Search the records below for the word "OCTOBER", then return every line where it appears.

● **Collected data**
···
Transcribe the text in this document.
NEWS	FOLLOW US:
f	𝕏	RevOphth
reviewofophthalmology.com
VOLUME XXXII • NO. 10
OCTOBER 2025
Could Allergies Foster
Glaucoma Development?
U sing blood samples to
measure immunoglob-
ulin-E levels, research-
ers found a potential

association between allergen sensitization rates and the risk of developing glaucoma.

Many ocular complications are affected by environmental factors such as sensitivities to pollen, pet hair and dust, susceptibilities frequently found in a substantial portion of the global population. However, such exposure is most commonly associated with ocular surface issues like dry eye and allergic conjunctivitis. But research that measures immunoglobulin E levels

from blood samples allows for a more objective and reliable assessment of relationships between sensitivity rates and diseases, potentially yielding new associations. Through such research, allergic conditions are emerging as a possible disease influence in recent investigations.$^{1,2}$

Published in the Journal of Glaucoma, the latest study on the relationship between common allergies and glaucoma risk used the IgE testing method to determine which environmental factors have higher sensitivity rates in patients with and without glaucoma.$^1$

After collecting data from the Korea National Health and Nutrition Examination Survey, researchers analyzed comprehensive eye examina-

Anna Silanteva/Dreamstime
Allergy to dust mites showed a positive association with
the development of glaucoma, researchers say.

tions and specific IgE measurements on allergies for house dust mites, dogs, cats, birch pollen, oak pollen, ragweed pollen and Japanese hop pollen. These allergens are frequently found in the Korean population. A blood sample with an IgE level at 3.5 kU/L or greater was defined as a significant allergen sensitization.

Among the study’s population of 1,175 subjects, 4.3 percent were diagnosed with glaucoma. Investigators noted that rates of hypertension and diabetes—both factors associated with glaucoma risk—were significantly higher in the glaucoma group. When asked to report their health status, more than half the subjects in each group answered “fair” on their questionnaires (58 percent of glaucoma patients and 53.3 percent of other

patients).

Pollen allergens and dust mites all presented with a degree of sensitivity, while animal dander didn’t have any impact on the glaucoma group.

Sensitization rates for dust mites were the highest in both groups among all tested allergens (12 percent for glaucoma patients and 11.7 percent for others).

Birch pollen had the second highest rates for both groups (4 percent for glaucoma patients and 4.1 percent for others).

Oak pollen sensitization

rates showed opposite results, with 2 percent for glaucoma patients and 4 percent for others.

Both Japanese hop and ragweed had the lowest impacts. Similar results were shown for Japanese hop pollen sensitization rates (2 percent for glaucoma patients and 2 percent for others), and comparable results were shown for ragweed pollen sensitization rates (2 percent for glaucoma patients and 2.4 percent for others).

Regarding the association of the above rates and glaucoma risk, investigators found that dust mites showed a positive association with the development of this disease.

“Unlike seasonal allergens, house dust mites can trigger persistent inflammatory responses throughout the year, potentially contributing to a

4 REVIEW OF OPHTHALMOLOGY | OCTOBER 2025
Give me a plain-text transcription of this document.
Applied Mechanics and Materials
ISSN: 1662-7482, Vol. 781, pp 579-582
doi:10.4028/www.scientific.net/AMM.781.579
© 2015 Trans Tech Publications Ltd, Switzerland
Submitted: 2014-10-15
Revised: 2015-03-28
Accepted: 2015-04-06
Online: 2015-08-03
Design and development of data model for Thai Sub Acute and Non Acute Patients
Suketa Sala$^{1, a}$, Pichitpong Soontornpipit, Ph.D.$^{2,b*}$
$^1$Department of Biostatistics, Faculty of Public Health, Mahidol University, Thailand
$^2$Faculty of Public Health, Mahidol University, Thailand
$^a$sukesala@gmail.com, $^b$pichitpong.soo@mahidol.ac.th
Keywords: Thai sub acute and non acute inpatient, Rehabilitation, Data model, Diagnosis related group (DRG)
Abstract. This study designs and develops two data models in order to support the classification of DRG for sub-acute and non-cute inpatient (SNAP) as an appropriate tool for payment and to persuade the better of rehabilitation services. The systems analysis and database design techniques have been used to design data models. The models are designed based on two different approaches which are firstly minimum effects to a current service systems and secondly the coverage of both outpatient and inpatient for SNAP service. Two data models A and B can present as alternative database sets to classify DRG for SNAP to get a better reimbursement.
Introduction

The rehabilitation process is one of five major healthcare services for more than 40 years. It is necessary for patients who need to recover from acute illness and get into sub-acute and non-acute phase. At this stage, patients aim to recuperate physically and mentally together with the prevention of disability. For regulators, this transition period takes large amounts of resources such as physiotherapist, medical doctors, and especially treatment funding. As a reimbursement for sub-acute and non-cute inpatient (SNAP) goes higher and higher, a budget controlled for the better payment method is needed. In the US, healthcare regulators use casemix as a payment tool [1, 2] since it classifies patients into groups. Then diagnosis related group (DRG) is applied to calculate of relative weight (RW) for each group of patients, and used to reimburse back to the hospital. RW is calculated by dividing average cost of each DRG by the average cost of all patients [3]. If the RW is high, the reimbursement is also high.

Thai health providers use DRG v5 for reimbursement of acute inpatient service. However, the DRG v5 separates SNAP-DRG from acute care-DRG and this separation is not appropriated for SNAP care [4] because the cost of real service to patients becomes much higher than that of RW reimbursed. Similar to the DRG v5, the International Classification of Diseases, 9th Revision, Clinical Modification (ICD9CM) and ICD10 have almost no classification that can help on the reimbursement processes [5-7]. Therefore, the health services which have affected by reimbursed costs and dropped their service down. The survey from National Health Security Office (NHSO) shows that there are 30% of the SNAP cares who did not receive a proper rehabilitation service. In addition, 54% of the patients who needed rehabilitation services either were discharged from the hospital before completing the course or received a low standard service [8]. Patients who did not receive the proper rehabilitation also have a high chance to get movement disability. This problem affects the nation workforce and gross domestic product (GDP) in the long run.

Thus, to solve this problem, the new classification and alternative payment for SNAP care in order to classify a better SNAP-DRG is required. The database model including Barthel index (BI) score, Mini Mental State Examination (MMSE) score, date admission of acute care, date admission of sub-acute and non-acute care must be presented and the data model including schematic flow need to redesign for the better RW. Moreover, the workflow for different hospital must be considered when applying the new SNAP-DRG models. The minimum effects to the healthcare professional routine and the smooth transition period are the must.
···
● **Answer to the problem**
OCTOBER 2025
4 REVIEW OF OPHTHALMOLOGY | OCTOBER 2025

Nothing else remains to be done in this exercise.